Render this sentence from the blog update below in Spanish: "The giveaway brought a nice spike in sales on my Shopify store, which will be reflected in next week's report."

◆ PROVIDED TEXT:
'''

I think it is just that, and on the land I have developed a beautiful garden I love to sit in. When I started this blog, I was unhappily living in Nebraska, with virtually no connections that could help me get out. This blog helped me get a job in Silicon Valley and it now helps make it possible for me to live in South America. It’s served as a testing bed for ideas, leading to my first book deal, working with an app that sold to Google, and my most-successful book thus far.

I feel as if I should commemorate the day in some way, but maybe it’s just as appropriate that it’s just another day. That, after all is how this blog has brought me everything I value in my professional life, and much of what I value in my personal: Not necessarily big events, just one post after another, most turning out to be nothing and altogether adding up to something.

How to Write a Book giveaway by Readwise

To celebrate selling 100,000 self-published books, I gave away How to Write a Book on X. The Readwise team said they’d love to include it in their newsletter. It had gone well when they had announced a giveaway of Digital Zettelkasten, so I agreed.

The giveaway brought a nice spike in sales on my Shopify store, which will be reflected in next week’s report.

On the Patreon: How I use Todoist

I’ve added several bonus videos to the Patreon over the past months. My latest shows how I use Todoist to stay on top of things, using GTD and Mind Management principles. See how I use mental, temporal, and physical contexts to winnow down my task list to stay focused and energetic.

'''

(Stored data entries)

'''

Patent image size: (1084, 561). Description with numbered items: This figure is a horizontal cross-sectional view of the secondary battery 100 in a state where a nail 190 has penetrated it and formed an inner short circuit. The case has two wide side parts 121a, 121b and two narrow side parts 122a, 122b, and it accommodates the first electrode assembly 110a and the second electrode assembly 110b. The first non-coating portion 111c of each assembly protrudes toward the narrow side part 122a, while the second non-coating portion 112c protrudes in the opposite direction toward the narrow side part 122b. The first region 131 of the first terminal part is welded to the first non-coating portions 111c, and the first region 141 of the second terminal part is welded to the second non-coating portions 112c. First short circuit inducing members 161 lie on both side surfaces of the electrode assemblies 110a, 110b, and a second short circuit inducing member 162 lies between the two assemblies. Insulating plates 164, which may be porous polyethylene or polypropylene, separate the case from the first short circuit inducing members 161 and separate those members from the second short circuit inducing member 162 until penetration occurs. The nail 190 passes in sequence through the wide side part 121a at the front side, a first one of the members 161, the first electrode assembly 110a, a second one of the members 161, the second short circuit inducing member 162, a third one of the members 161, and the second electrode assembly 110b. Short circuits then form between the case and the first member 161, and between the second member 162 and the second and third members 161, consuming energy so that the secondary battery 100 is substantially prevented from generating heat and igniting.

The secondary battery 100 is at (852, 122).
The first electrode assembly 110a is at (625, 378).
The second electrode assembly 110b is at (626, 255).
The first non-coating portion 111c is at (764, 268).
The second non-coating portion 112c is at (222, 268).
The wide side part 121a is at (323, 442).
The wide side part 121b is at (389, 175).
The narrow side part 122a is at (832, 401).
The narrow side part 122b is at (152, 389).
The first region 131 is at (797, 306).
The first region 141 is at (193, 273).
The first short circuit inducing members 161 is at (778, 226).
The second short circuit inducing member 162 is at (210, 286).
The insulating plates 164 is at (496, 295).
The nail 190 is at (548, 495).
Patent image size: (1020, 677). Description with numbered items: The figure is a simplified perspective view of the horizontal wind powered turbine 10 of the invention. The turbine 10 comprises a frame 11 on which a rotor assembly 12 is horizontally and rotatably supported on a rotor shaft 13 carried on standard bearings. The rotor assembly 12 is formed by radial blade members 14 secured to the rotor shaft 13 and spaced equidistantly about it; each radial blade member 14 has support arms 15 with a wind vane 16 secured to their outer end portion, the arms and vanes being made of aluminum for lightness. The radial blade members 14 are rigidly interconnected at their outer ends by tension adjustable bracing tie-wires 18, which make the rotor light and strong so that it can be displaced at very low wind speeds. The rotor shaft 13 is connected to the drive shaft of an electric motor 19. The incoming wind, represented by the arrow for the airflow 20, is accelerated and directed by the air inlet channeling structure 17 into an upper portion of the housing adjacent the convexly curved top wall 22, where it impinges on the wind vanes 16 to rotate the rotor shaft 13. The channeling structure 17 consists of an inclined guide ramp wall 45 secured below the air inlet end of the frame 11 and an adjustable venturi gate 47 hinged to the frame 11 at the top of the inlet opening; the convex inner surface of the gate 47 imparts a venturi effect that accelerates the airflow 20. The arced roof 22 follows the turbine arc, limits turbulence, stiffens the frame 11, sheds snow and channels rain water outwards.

'''

◆ EXERCISE RESPONSE:
El sorteo trajo un buen aumento en las ventas de mi tienda de Shopify, que se reflejará en el informe de la próxima semana.